Input material:
□ □ □ □
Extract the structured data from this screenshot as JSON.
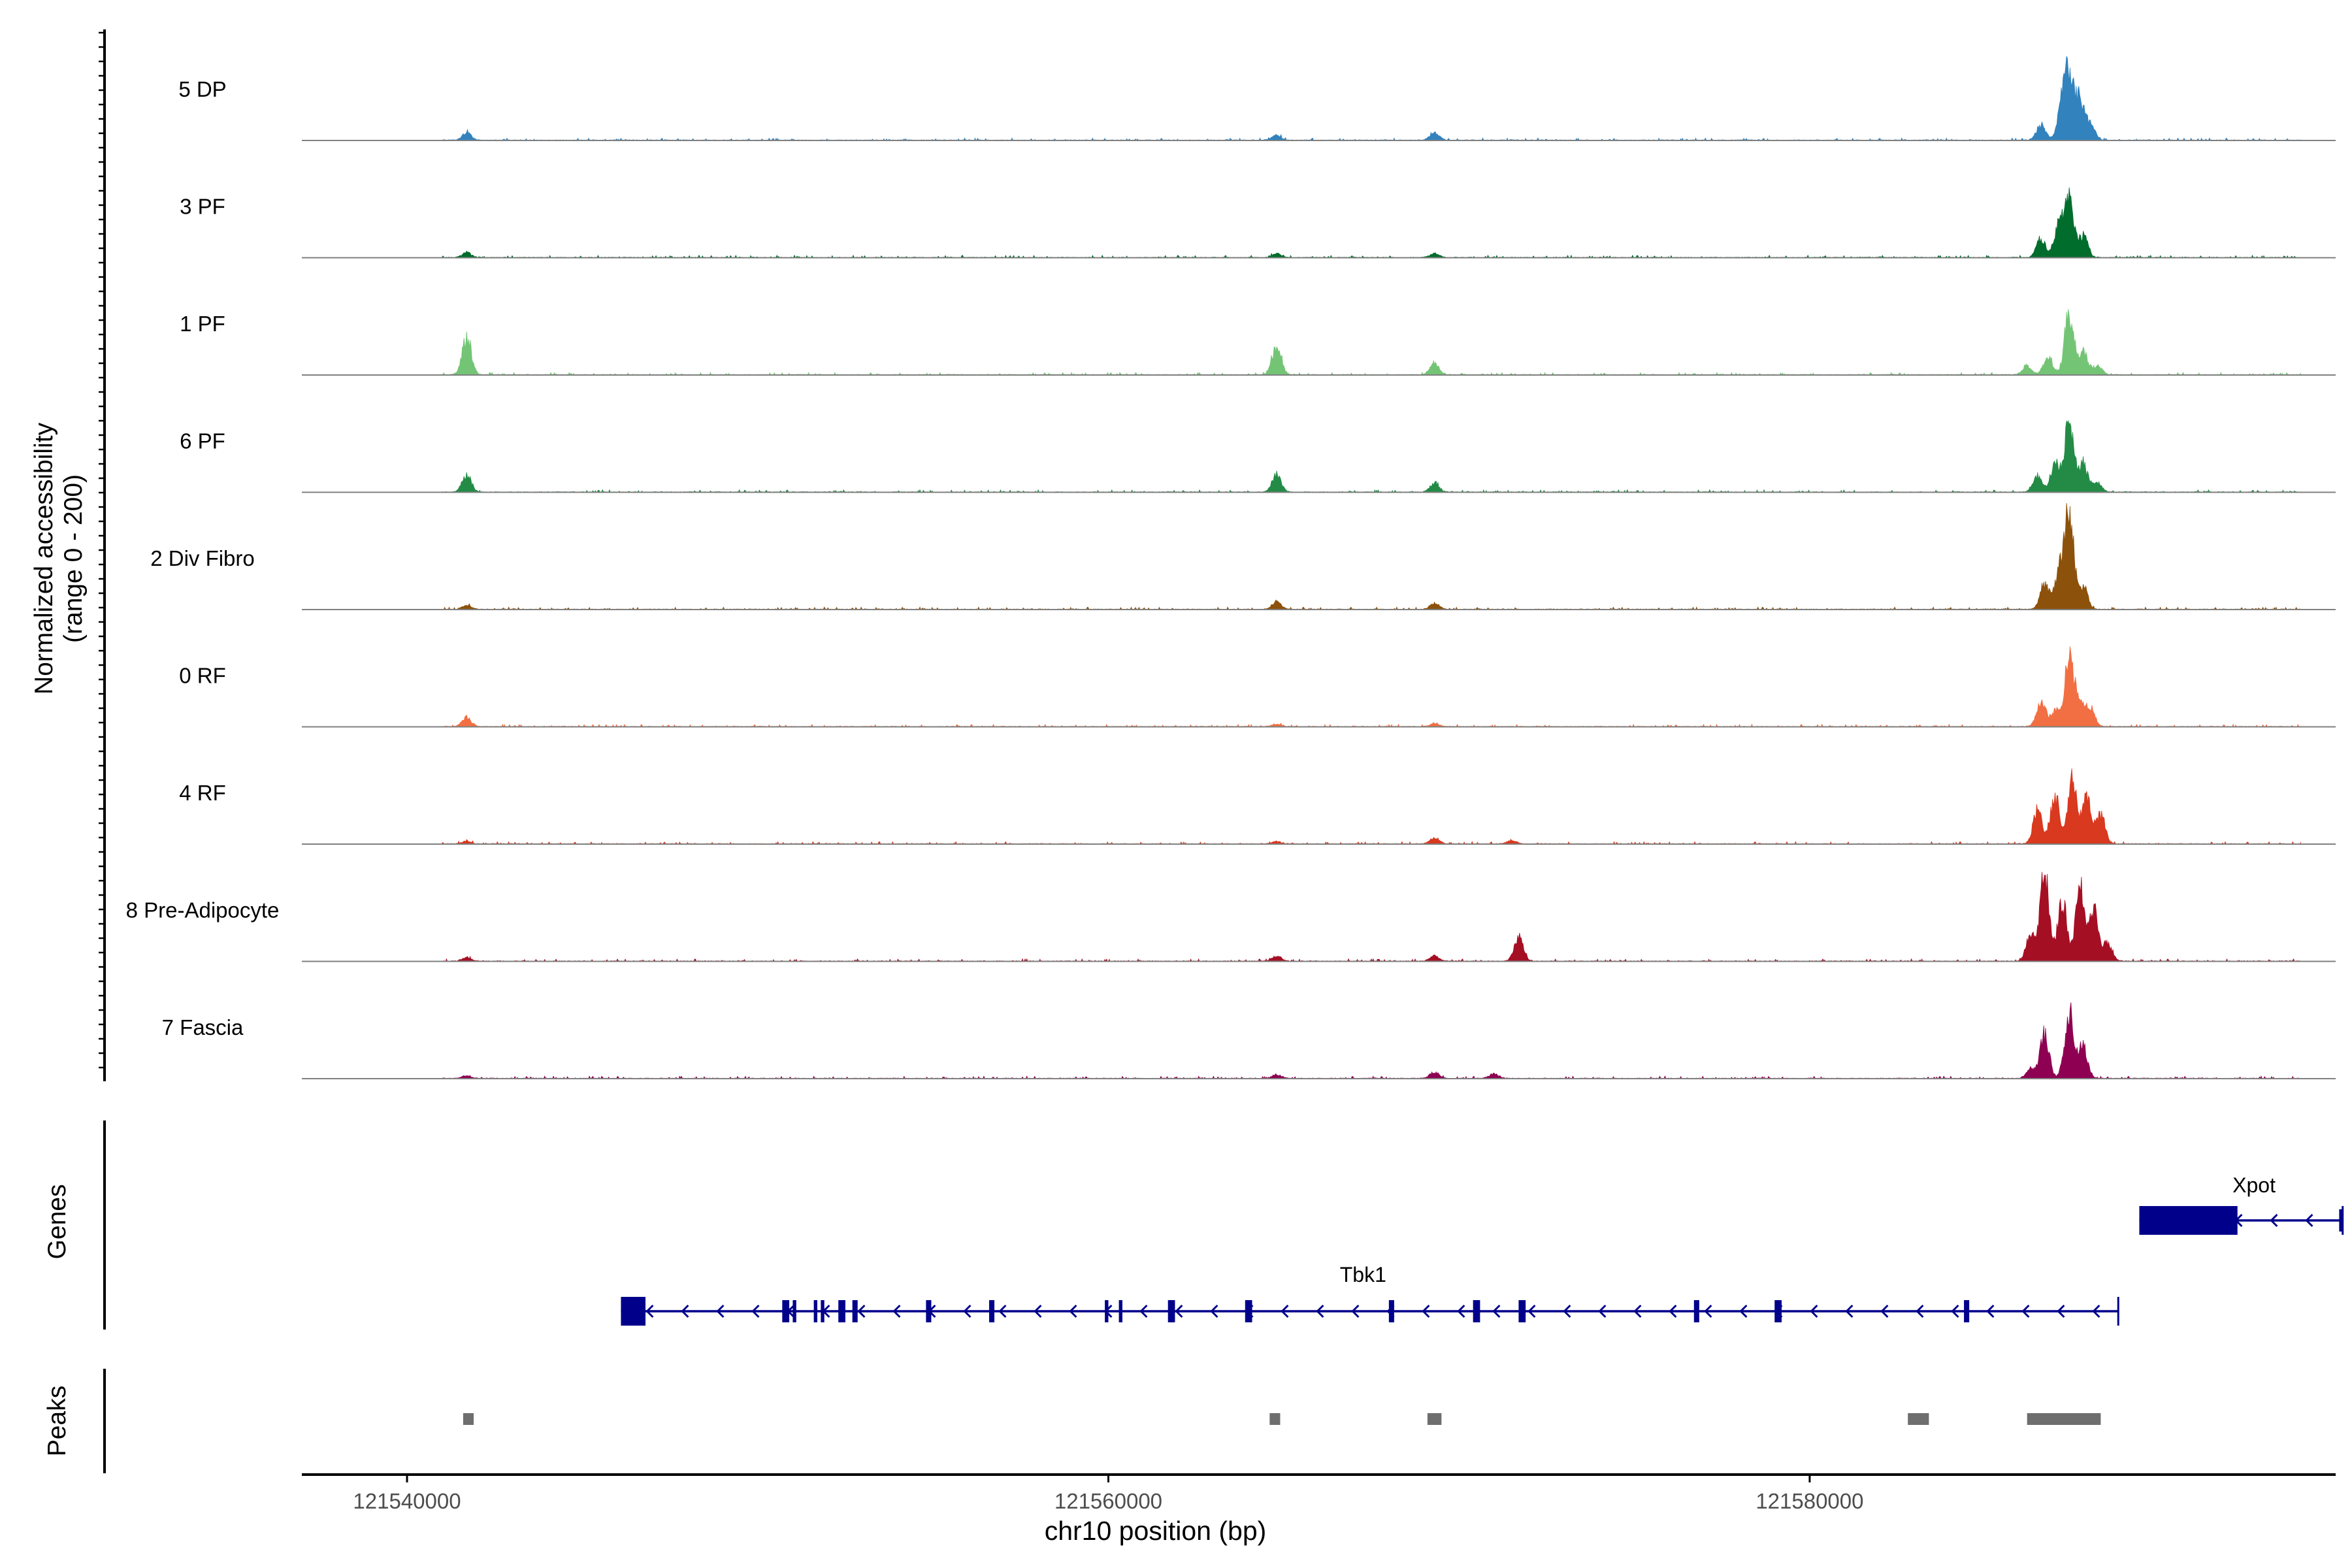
{
  "chart_data": {
    "type": "area",
    "subtype": "genome-coverage-plot",
    "chromosome": "chr10",
    "xlabel": "chr10 position (bp)",
    "xlim": [
      121537000,
      121595000
    ],
    "xticks": [
      121540000,
      121560000,
      121580000
    ],
    "xtick_labels": [
      "121540000",
      "121560000",
      "121580000"
    ],
    "ylabel_line1": "Normalized accessibility",
    "ylabel_line2": "(range 0 - 200)",
    "ylim": [
      0,
      200
    ],
    "panel_labels": {
      "genes": "Genes",
      "peaks": "Peaks"
    },
    "series": [
      {
        "name": "5 DP",
        "color": "#3182bd",
        "peaks": [
          [
            121541700,
            12
          ],
          [
            121564800,
            8
          ],
          [
            121569300,
            12
          ],
          [
            121586600,
            25
          ],
          [
            121587200,
            55
          ],
          [
            121587400,
            100
          ],
          [
            121587700,
            65
          ],
          [
            121588000,
            25
          ]
        ]
      },
      {
        "name": "3 PF",
        "color": "#006d2c",
        "peaks": [
          [
            121541700,
            8
          ],
          [
            121564800,
            6
          ],
          [
            121569300,
            6
          ],
          [
            121586600,
            30
          ],
          [
            121587100,
            50
          ],
          [
            121587400,
            100
          ],
          [
            121587800,
            35
          ]
        ]
      },
      {
        "name": "1 PF",
        "color": "#74c476",
        "peaks": [
          [
            121541700,
            60
          ],
          [
            121564800,
            50
          ],
          [
            121569300,
            18
          ],
          [
            121586200,
            15
          ],
          [
            121586800,
            30
          ],
          [
            121587400,
            100
          ],
          [
            121587800,
            35
          ],
          [
            121588200,
            15
          ]
        ]
      },
      {
        "name": "6 PF",
        "color": "#238b45",
        "peaks": [
          [
            121541700,
            28
          ],
          [
            121564800,
            28
          ],
          [
            121569300,
            15
          ],
          [
            121586500,
            25
          ],
          [
            121587000,
            45
          ],
          [
            121587400,
            120
          ],
          [
            121587800,
            45
          ],
          [
            121588200,
            15
          ]
        ]
      },
      {
        "name": "2 Div Fibro",
        "color": "#8c510a",
        "peaks": [
          [
            121541700,
            6
          ],
          [
            121564800,
            12
          ],
          [
            121569300,
            10
          ],
          [
            121586700,
            40
          ],
          [
            121587100,
            55
          ],
          [
            121587400,
            160
          ],
          [
            121587800,
            35
          ]
        ]
      },
      {
        "name": "0 RF",
        "color": "#f16f43",
        "peaks": [
          [
            121541700,
            15
          ],
          [
            121564800,
            4
          ],
          [
            121569300,
            5
          ],
          [
            121586600,
            40
          ],
          [
            121587000,
            25
          ],
          [
            121587400,
            110
          ],
          [
            121587700,
            40
          ],
          [
            121588000,
            30
          ]
        ]
      },
      {
        "name": "4 RF",
        "color": "#d8391f",
        "peaks": [
          [
            121541700,
            4
          ],
          [
            121564800,
            4
          ],
          [
            121569300,
            10
          ],
          [
            121571500,
            6
          ],
          [
            121586500,
            55
          ],
          [
            121587000,
            80
          ],
          [
            121587500,
            100
          ],
          [
            121587900,
            70
          ],
          [
            121588300,
            45
          ]
        ]
      },
      {
        "name": "8 Pre-Adipocyte",
        "color": "#a50f24",
        "peaks": [
          [
            121541700,
            6
          ],
          [
            121564800,
            8
          ],
          [
            121569300,
            8
          ],
          [
            121571700,
            40
          ],
          [
            121586300,
            40
          ],
          [
            121586700,
            150
          ],
          [
            121587200,
            100
          ],
          [
            121587700,
            120
          ],
          [
            121588100,
            80
          ],
          [
            121588500,
            30
          ]
        ]
      },
      {
        "name": "7 Fascia",
        "color": "#8e0152",
        "peaks": [
          [
            121541700,
            4
          ],
          [
            121564800,
            6
          ],
          [
            121569300,
            10
          ],
          [
            121571000,
            8
          ],
          [
            121586300,
            15
          ],
          [
            121586700,
            70
          ],
          [
            121587400,
            110
          ],
          [
            121587800,
            50
          ]
        ]
      }
    ],
    "genes": [
      {
        "name": "Tbk1",
        "strand": "-",
        "start": 121546100,
        "end": 121588800,
        "exons": [
          [
            121546100,
            121546800
          ],
          [
            121550700,
            121550900
          ],
          [
            121551000,
            121551100
          ],
          [
            121551600,
            121551700
          ],
          [
            121551800,
            121551900
          ],
          [
            121552300,
            121552500
          ],
          [
            121552700,
            121552850
          ],
          [
            121554800,
            121554950
          ],
          [
            121556600,
            121556750
          ],
          [
            121559900,
            121560000
          ],
          [
            121560300,
            121560400
          ],
          [
            121561700,
            121561900
          ],
          [
            121563900,
            121564100
          ],
          [
            121568000,
            121568150
          ],
          [
            121570400,
            121570600
          ],
          [
            121571700,
            121571900
          ],
          [
            121576700,
            121576850
          ],
          [
            121579000,
            121579200
          ],
          [
            121584400,
            121584550
          ]
        ]
      },
      {
        "name": "Xpot",
        "strand": "-",
        "start": 121589400,
        "end": 121595200,
        "exons": [
          [
            121589400,
            121592200
          ],
          [
            121595100,
            121595200
          ]
        ]
      }
    ],
    "peaks": [
      [
        121541600,
        121541900
      ],
      [
        121564600,
        121564900
      ],
      [
        121569100,
        121569500
      ],
      [
        121582800,
        121583400
      ],
      [
        121586200,
        121588300
      ]
    ],
    "grid": false,
    "legend": "none"
  }
}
□ □ □ □
Problem requirements:
Lines with the word "color" in them should be copied from the preceding records.

Written solution:
        "color": "#3182bd",
        "color": "#006d2c",
        "color": "#74c476",
        "color": "#238b45",
        "color": "#8c510a",
        "color": "#f16f43",
        "color": "#d8391f",
        "color": "#a50f24",
        "color": "#8e0152",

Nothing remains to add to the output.